▶ Records supplied:
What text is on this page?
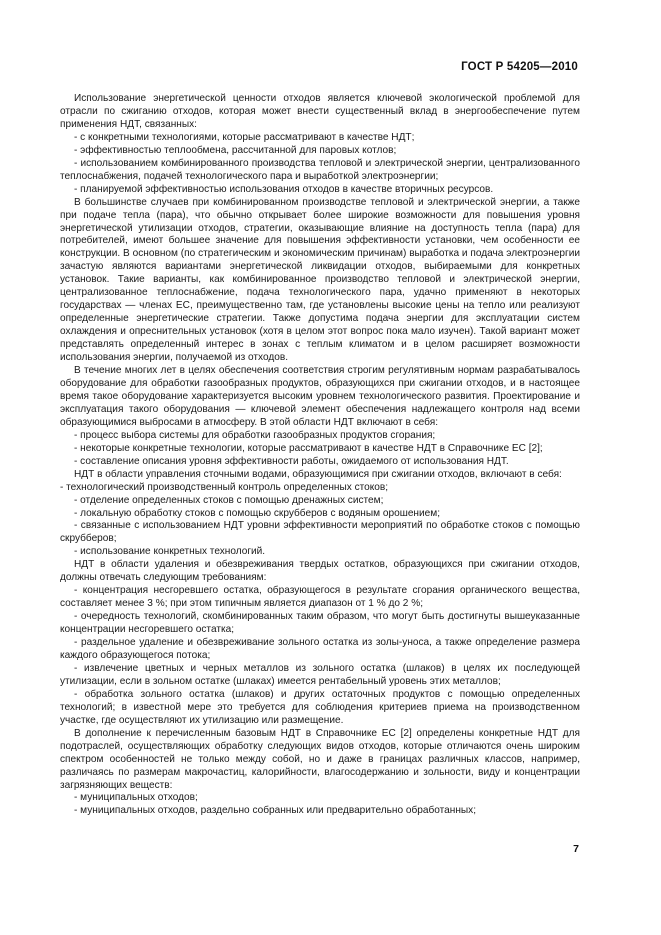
ГОСТ Р 54205—2010

Использование энергетической ценности отходов является ключевой экологической проблемой для отрасли по сжиганию отходов, которая может внести существенный вклад в энергообеспечение путем применения НДТ, связанных:

- с конкретными технологиями, которые рассматривают в качестве НДТ;

- эффективностью теплообмена, рассчитанной для паровых котлов;

- использованием комбинированного производства тепловой и электрической энергии, централизованного теплоснабжения, подачей технологического пара и выработкой электроэнергии;

- планируемой эффективностью использования отходов в качестве вторичных ресурсов.

В большинстве случаев при комбинированном производстве тепловой и электрической энергии, а также при подаче тепла (пара), что обычно открывает более широкие возможности для повышения уровня энергетической утилизации отходов, стратегии, оказывающие влияние на доступность тепла (пара) для потребителей, имеют большее значение для повышения эффективности установки, чем особенности ее конструкции. В основном (по стратегическим и экономическим причинам) выработка и подача электроэнергии зачастую являются вариантами энергетической ликвидации отходов, выбираемыми для конкретных установок. Такие варианты, как комбинированное производство тепловой и электрической энергии, централизованное теплоснабжение, подача технологического пара, удачно применяют в некоторых государствах — членах ЕС, преимущественно там, где установлены высокие цены на тепло или реализуют определенные энергетические стратегии. Также допустима подача энергии для эксплуатации систем охлаждения и опреснительных установок (хотя в целом этот вопрос пока мало изучен). Такой вариант может представлять определенный интерес в зонах с теплым климатом и в целом расширяет возможности использования энергии, получаемой из отходов.

В течение многих лет в целях обеспечения соответствия строгим регулятивным нормам разрабатывалось оборудование для обработки газообразных продуктов, образующихся при сжигании отходов, и в настоящее время такое оборудование характеризуется высоким уровнем технологического развития. Проектирование и эксплуатация такого оборудования — ключевой элемент обеспечения надлежащего контроля над всеми образующимися выбросами в атмосферу. В этой области НДТ включают в себя:

- процесс выбора системы для обработки газообразных продуктов сгорания;

- некоторые конкретные технологии, которые рассматривают в качестве НДТ в Справочнике ЕС [2];

- составление описания уровня эффективности работы, ожидаемого от использования НДТ.

НДТ в области управления сточными водами, образующимися при сжигании отходов, включают в себя:

- технологический производственный контроль определенных стоков;

- отделение определенных стоков с помощью дренажных систем;

- локальную обработку стоков с помощью скрубберов с водяным орошением;

- связанные с использованием НДТ уровни эффективности мероприятий по обработке стоков с помощью скрубберов;

- использование конкретных технологий.

НДТ в области удаления и обезвреживания твердых остатков, образующихся при сжигании отходов, должны отвечать следующим требованиям:

- концентрация несгоревшего остатка, образующегося в результате сгорания органического вещества, составляет менее 3 %; при этом типичным является диапазон от 1 % до 2 %;

- очередность технологий, скомбинированных таким образом, что могут быть достигнуты вышеуказанные концентрации несгоревшего остатка;

- раздельное удаление и обезвреживание зольного остатка из золы-уноса, а также определение размера каждого образующегося потока;

- извлечение цветных и черных металлов из зольного остатка (шлаков) в целях их последующей утилизации, если в зольном остатке (шлаках) имеется рентабельный уровень этих металлов;

- обработка зольного остатка (шлаков) и других остаточных продуктов с помощью определенных технологий; в известной мере это требуется для соблюдения критериев приема на производственном участке, где осуществляют их утилизацию или размещение.

В дополнение к перечисленным базовым НДТ в Справочнике ЕС [2] определены конкретные НДТ для подотраслей, осуществляющих обработку следующих видов отходов, которые отличаются очень широким спектром особенностей не только между собой, но и даже в границах различных классов, например, различаясь по размерам макрочастиц, калорийности, влагосодержанию и зольности, виду и концентрации загрязняющих веществ:

- муниципальных отходов;

- муниципальных отходов, раздельно собранных или предварительно обработанных;

7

▶ Set task: Reproduce every line above as written, skipping pictures.

▶ Written solution:
What text is on this page?
ГОСТ Р 54205—2010

Использование энергетической ценности отходов является ключевой экологической проблемой для отрасли по сжиганию отходов, которая может внести существенный вклад в энергообеспечение путем применения НДТ, связанных:

- с конкретными технологиями, которые рассматривают в качестве НДТ;

- эффективностью теплообмена, рассчитанной для паровых котлов;

- использованием комбинированного производства тепловой и электрической энергии, централизованного теплоснабжения, подачей технологического пара и выработкой электроэнергии;

- планируемой эффективностью использования отходов в качестве вторичных ресурсов.

В большинстве случаев при комбинированном производстве тепловой и электрической энергии, а также при подаче тепла (пара), что обычно открывает более широкие возможности для повышения уровня энергетической утилизации отходов, стратегии, оказывающие влияние на доступность тепла (пара) для потребителей, имеют большее значение для повышения эффективности установки, чем особенности ее конструкции. В основном (по стратегическим и экономическим причинам) выработка и подача электроэнергии зачастую являются вариантами энергетической ликвидации отходов, выбираемыми для конкретных установок. Такие варианты, как комбинированное производство тепловой и электрической энергии, централизованное теплоснабжение, подача технологического пара, удачно применяют в некоторых государствах — членах ЕС, преимущественно там, где установлены высокие цены на тепло или реализуют определенные энергетические стратегии. Также допустима подача энергии для эксплуатации систем охлаждения и опреснительных установок (хотя в целом этот вопрос пока мало изучен). Такой вариант может представлять определенный интерес в зонах с теплым климатом и в целом расширяет возможности использования энергии, получаемой из отходов.

В течение многих лет в целях обеспечения соответствия строгим регулятивным нормам разрабатывалось оборудование для обработки газообразных продуктов, образующихся при сжигании отходов, и в настоящее время такое оборудование характеризуется высоким уровнем технологического развития. Проектирование и эксплуатация такого оборудования — ключевой элемент обеспечения надлежащего контроля над всеми образующимися выбросами в атмосферу. В этой области НДТ включают в себя:

- процесс выбора системы для обработки газообразных продуктов сгорания;

- некоторые конкретные технологии, которые рассматривают в качестве НДТ в Справочнике ЕС [2];

- составление описания уровня эффективности работы, ожидаемого от использования НДТ.

НДТ в области управления сточными водами, образующимися при сжигании отходов, включают в себя:

- технологический производственный контроль определенных стоков;

- отделение определенных стоков с помощью дренажных систем;

- локальную обработку стоков с помощью скрубберов с водяным орошением;

- связанные с использованием НДТ уровни эффективности мероприятий по обработке стоков с помощью скрубберов;

- использование конкретных технологий.

НДТ в области удаления и обезвреживания твердых остатков, образующихся при сжигании отходов, должны отвечать следующим требованиям:

- концентрация несгоревшего остатка, образующегося в результате сгорания органического вещества, составляет менее 3 %; при этом типичным является диапазон от 1 % до 2 %;

- очередность технологий, скомбинированных таким образом, что могут быть достигнуты вышеуказанные концентрации несгоревшего остатка;

- раздельное удаление и обезвреживание зольного остатка из золы-уноса, а также определение размера каждого образующегося потока;

- извлечение цветных и черных металлов из зольного остатка (шлаков) в целях их последующей утилизации, если в зольном остатке (шлаках) имеется рентабельный уровень этих металлов;

- обработка зольного остатка (шлаков) и других остаточных продуктов с помощью определенных технологий; в известной мере это требуется для соблюдения критериев приема на производственном участке, где осуществляют их утилизацию или размещение.

В дополнение к перечисленным базовым НДТ в Справочнике ЕС [2] определены конкретные НДТ для подотраслей, осуществляющих обработку следующих видов отходов, которые отличаются очень широким спектром особенностей не только между собой, но и даже в границах различных классов, например, различаясь по размерам макрочастиц, калорийности, влагосодержанию и зольности, виду и концентрации загрязняющих веществ:

- муниципальных отходов;

- муниципальных отходов, раздельно собранных или предварительно обработанных;

7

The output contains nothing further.